• **Direction**: Tally the lines containing the word "reier", and report the tally alone.

## begin Extracted information

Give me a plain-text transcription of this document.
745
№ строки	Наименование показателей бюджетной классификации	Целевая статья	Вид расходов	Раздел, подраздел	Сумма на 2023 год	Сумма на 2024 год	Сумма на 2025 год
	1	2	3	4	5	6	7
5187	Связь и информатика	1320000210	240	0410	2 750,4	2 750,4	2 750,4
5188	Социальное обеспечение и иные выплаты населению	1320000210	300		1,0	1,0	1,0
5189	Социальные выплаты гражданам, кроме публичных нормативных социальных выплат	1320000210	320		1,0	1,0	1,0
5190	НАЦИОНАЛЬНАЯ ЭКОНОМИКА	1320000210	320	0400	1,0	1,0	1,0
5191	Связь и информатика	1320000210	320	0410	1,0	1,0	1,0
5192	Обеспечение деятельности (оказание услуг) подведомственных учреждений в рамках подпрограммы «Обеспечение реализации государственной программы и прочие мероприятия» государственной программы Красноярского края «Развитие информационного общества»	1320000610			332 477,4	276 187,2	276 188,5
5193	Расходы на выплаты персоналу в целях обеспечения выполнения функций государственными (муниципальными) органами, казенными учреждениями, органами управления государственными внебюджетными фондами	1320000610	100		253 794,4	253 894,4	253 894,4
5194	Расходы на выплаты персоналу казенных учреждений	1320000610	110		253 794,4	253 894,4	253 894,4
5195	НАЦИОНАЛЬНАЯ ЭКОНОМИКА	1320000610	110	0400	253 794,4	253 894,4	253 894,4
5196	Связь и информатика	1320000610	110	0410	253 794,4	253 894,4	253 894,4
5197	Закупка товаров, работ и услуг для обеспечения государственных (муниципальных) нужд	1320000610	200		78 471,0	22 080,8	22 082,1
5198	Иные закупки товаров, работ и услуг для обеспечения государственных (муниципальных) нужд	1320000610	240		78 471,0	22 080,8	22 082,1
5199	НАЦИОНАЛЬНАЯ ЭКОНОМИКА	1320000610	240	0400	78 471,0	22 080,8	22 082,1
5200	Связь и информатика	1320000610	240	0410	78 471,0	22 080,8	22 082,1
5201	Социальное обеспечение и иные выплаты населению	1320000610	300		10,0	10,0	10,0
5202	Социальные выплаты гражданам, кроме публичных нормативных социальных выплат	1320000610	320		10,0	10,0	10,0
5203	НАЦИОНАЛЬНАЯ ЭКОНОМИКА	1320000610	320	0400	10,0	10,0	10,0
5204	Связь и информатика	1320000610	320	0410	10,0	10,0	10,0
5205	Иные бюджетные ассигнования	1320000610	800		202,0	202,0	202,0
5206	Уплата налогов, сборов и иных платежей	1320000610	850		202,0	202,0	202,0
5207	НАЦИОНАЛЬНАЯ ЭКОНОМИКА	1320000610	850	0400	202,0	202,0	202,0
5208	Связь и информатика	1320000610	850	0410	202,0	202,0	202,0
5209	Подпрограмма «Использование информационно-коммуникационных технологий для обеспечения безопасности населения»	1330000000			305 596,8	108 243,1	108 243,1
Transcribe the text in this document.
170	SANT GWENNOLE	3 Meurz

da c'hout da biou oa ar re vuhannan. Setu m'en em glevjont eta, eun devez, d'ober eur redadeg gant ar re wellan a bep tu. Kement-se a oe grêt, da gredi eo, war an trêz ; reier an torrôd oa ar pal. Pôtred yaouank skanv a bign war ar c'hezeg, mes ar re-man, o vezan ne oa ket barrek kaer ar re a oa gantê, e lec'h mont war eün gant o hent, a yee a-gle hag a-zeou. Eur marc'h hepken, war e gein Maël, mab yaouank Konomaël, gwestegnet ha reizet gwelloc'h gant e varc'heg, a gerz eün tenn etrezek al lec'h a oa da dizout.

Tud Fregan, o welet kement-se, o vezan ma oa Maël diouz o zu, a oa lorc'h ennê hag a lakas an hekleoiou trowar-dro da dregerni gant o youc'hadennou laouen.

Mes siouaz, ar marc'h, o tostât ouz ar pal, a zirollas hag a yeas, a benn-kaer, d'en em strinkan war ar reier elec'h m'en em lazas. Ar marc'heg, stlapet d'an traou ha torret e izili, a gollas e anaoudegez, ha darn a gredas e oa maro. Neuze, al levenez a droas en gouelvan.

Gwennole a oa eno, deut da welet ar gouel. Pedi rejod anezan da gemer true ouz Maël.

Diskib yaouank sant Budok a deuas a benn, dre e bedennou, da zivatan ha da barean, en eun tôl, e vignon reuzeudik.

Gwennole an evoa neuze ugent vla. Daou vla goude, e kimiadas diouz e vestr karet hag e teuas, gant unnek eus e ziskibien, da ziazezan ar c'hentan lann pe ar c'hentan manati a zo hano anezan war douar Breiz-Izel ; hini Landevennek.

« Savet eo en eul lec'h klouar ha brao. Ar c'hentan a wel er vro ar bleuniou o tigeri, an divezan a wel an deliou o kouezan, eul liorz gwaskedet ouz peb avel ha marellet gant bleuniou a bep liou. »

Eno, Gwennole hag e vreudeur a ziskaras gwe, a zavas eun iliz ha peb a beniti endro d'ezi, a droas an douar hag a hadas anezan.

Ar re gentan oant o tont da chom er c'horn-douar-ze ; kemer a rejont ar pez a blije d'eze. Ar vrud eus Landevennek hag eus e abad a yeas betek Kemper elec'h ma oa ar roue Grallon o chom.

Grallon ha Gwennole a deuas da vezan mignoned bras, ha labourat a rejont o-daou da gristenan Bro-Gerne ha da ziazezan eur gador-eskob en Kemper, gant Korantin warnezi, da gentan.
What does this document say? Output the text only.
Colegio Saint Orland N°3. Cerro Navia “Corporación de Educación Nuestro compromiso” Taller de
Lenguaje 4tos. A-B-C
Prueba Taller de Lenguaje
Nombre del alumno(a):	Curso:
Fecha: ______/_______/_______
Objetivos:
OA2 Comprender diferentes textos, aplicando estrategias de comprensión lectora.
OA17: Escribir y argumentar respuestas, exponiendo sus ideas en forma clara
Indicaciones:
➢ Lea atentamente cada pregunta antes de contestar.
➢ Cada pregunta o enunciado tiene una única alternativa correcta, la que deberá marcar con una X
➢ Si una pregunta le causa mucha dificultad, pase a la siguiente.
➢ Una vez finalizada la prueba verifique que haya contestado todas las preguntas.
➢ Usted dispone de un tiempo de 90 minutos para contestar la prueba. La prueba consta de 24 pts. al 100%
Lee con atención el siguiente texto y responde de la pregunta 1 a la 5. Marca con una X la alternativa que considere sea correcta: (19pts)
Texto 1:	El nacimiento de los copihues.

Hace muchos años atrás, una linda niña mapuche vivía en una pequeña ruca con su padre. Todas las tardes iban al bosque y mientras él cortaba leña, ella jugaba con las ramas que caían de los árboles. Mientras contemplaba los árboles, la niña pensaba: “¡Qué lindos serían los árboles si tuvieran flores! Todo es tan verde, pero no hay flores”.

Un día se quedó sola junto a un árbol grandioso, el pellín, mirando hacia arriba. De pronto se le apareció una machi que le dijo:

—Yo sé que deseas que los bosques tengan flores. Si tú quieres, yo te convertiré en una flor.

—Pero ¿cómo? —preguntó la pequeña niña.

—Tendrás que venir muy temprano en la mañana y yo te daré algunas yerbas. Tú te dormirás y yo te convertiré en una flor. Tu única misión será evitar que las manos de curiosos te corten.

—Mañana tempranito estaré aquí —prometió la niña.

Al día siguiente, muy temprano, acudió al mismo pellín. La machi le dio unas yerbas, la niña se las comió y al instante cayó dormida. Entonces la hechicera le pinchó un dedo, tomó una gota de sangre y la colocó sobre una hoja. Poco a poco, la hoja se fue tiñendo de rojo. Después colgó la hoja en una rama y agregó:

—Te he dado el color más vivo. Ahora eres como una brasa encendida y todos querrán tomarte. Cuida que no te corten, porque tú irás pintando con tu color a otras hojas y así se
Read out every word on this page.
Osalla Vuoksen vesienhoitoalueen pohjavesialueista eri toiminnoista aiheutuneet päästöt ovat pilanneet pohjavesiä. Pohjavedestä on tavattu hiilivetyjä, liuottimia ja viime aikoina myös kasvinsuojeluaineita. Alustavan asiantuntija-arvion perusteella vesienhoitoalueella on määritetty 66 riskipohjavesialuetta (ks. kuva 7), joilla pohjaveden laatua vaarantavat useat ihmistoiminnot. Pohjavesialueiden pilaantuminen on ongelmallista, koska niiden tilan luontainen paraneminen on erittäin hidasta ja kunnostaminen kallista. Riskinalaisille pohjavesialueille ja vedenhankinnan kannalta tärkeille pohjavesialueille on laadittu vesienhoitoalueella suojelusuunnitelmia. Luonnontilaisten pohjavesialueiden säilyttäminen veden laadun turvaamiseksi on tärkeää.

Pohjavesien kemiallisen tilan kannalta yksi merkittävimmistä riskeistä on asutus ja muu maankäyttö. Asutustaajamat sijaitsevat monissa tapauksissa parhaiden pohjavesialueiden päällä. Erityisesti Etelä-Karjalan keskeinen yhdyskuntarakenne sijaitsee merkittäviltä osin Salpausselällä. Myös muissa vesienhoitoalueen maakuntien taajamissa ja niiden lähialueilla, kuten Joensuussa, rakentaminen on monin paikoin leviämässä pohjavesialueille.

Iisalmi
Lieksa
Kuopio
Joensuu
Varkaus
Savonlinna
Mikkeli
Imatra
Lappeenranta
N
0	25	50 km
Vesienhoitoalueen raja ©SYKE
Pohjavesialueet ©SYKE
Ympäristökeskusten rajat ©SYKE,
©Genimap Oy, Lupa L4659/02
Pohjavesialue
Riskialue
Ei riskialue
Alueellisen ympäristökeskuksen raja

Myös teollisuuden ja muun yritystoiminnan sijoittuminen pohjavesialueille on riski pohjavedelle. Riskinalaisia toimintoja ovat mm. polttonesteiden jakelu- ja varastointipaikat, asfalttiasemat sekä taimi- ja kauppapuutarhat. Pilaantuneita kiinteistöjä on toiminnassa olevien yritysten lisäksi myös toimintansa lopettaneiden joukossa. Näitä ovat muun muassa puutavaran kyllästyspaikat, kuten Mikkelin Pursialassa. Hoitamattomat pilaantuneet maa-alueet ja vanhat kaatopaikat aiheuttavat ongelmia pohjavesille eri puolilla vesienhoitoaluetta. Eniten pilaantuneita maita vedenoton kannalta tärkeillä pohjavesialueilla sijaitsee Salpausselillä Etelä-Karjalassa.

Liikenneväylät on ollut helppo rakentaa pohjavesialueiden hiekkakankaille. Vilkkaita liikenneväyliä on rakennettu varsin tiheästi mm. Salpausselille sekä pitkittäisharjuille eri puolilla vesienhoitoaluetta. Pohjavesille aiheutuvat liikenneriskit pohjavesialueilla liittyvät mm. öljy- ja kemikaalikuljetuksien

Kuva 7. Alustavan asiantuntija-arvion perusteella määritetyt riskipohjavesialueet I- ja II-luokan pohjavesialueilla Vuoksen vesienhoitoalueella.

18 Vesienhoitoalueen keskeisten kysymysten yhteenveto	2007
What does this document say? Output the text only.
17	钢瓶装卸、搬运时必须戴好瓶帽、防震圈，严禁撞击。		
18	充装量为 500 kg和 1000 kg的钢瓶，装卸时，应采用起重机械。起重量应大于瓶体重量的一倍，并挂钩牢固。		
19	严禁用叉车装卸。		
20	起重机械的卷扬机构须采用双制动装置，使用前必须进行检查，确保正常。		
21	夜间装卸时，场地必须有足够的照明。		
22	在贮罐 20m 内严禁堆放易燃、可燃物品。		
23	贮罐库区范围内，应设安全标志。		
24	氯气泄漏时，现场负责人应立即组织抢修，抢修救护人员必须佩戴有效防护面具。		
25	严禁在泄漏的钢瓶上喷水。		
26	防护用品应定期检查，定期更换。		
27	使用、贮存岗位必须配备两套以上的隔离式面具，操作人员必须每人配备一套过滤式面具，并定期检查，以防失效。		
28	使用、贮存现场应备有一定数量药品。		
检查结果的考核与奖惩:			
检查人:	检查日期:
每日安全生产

## end Extracted information

• **Written answer**: 2